Below you will find a set of lines. Repeat them all exactly.

» Given information
_ _ _

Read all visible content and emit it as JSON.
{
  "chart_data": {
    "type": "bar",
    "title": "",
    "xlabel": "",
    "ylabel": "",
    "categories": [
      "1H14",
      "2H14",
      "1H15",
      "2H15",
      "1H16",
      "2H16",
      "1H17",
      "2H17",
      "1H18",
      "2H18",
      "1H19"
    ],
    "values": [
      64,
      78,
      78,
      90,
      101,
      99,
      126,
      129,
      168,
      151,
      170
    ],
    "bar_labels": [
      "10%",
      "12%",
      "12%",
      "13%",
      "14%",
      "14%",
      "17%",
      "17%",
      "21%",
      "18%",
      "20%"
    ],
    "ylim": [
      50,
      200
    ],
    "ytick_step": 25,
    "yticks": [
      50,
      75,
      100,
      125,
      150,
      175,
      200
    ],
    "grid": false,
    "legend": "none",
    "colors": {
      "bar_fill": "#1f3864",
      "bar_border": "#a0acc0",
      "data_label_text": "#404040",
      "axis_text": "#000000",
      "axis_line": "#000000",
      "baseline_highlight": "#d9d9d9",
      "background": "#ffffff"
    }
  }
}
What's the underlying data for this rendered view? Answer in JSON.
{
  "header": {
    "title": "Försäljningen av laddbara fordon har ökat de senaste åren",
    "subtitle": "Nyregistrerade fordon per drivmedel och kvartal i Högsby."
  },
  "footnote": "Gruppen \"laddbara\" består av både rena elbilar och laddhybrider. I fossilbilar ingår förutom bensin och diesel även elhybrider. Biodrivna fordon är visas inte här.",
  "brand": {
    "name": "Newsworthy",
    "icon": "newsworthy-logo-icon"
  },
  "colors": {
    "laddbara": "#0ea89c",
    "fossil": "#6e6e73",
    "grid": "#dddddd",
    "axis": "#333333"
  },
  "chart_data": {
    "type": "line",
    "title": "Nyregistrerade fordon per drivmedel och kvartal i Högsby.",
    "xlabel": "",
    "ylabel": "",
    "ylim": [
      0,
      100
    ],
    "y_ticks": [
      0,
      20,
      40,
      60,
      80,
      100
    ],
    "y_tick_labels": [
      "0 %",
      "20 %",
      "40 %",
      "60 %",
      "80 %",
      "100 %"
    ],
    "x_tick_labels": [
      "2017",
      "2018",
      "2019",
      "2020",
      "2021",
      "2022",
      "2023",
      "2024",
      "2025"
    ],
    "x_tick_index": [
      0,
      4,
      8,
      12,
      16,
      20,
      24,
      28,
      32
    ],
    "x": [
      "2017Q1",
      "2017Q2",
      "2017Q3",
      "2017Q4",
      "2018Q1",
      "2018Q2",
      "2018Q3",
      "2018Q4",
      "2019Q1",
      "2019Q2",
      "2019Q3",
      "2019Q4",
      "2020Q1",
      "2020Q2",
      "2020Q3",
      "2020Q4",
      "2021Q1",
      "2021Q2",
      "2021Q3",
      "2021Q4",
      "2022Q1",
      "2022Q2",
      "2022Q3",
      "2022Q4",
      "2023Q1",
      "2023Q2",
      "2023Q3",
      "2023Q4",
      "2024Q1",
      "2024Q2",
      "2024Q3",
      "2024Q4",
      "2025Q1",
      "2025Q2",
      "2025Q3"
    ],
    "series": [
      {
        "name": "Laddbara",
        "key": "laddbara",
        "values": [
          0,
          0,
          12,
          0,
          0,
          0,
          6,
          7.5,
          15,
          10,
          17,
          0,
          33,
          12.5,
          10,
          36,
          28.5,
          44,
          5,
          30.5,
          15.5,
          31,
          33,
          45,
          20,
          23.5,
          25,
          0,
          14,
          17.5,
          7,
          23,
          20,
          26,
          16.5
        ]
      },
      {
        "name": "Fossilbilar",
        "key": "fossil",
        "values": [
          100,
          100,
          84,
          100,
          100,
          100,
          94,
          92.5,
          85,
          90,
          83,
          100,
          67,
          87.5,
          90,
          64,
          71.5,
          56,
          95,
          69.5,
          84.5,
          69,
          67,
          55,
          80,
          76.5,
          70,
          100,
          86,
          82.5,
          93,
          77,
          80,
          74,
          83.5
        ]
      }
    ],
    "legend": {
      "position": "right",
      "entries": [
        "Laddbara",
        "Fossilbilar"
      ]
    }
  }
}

_ _ _

» Result for this exercise
Read all visible content and emit it as JSON.
{
  "chart_data": {
    "type": "bar",
    "title": "",
    "xlabel": "",
    "ylabel": "",
    "categories": [
      "1H14",
      "2H14",
      "1H15",
      "2H15",
      "1H16",
      "2H16",
      "1H17",
      "2H17",
      "1H18",
      "2H18",
      "1H19"
    ],
    "values": [
      64,
      78,
      78,
      90,
      101,
      99,
      126,
      129,
      168,
      151,
      170
    ],
    "bar_labels": [
      "10%",
      "12%",
      "12%",
      "13%",
      "14%",
      "14%",
      "17%",
      "17%",
      "21%",
      "18%",
      "20%"
    ],
    "ylim": [
      50,
      200
    ],
    "ytick_step": 25,
    "yticks": [
      50,
      75,
      100,
      125,
      150,
      175,
      200
    ],
    "grid": false,
    "legend": "none",
    "colors": {
      "bar_fill": "#1f3864",
      "bar_border": "#a0acc0",
      "data_label_text": "#404040",
      "axis_text": "#000000",
      "axis_line": "#000000",
      "baseline_highlight": "#d9d9d9",
      "background": "#ffffff"
    }
  }
}
What's the underlying data for this rendered view? Answer in JSON.
{
  "header": {
    "title": "Försäljningen av laddbara fordon har ökat de senaste åren",
    "subtitle": "Nyregistrerade fordon per drivmedel och kvartal i Högsby."
  },
  "footnote": "Gruppen \"laddbara\" består av både rena elbilar och laddhybrider. I fossilbilar ingår förutom bensin och diesel även elhybrider. Biodrivna fordon är visas inte här.",
  "brand": {
    "name": "Newsworthy",
    "icon": "newsworthy-logo-icon"
  },
  "colors": {
    "laddbara": "#0ea89c",
    "fossil": "#6e6e73",
    "grid": "#dddddd",
    "axis": "#333333"
  },
  "chart_data": {
    "type": "line",
    "title": "Nyregistrerade fordon per drivmedel och kvartal i Högsby.",
    "xlabel": "",
    "ylabel": "",
    "ylim": [
      0,
      100
    ],
    "y_ticks": [
      0,
      20,
      40,
      60,
      80,
      100
    ],
    "y_tick_labels": [
      "0 %",
      "20 %",
      "40 %",
      "60 %",
      "80 %",
      "100 %"
    ],
    "x_tick_labels": [
      "2017",
      "2018",
      "2019",
      "2020",
      "2021",
      "2022",
      "2023",
      "2024",
      "2025"
    ],
    "x_tick_index": [
      0,
      4,
      8,
      12,
      16,
      20,
      24,
      28,
      32
    ],
    "x": [
      "2017Q1",
      "2017Q2",
      "2017Q3",
      "2017Q4",
      "2018Q1",
      "2018Q2",
      "2018Q3",
      "2018Q4",
      "2019Q1",
      "2019Q2",
      "2019Q3",
      "2019Q4",
      "2020Q1",
      "2020Q2",
      "2020Q3",
      "2020Q4",
      "2021Q1",
      "2021Q2",
      "2021Q3",
      "2021Q4",
      "2022Q1",
      "2022Q2",
      "2022Q3",
      "2022Q4",
      "2023Q1",
      "2023Q2",
      "2023Q3",
      "2023Q4",
      "2024Q1",
      "2024Q2",
      "2024Q3",
      "2024Q4",
      "2025Q1",
      "2025Q2",
      "2025Q3"
    ],
    "series": [
      {
        "name": "Laddbara",
        "key": "laddbara",
        "values": [
          0,
          0,
          12,
          0,
          0,
          0,
          6,
          7.5,
          15,
          10,
          17,
          0,
          33,
          12.5,
          10,
          36,
          28.5,
          44,
          5,
          30.5,
          15.5,
          31,
          33,
          45,
          20,
          23.5,
          25,
          0,
          14,
          17.5,
          7,
          23,
          20,
          26,
          16.5
        ]
      },
      {
        "name": "Fossilbilar",
        "key": "fossil",
        "values": [
          100,
          100,
          84,
          100,
          100,
          100,
          94,
          92.5,
          85,
          90,
          83,
          100,
          67,
          87.5,
          90,
          64,
          71.5,
          56,
          95,
          69.5,
          84.5,
          69,
          67,
          55,
          80,
          76.5,
          70,
          100,
          86,
          82.5,
          93,
          77,
          80,
          74,
          83.5
        ]
      }
    ],
    "legend": {
      "position": "right",
      "entries": [
        "Laddbara",
        "Fossilbilar"
      ]
    }
  }
}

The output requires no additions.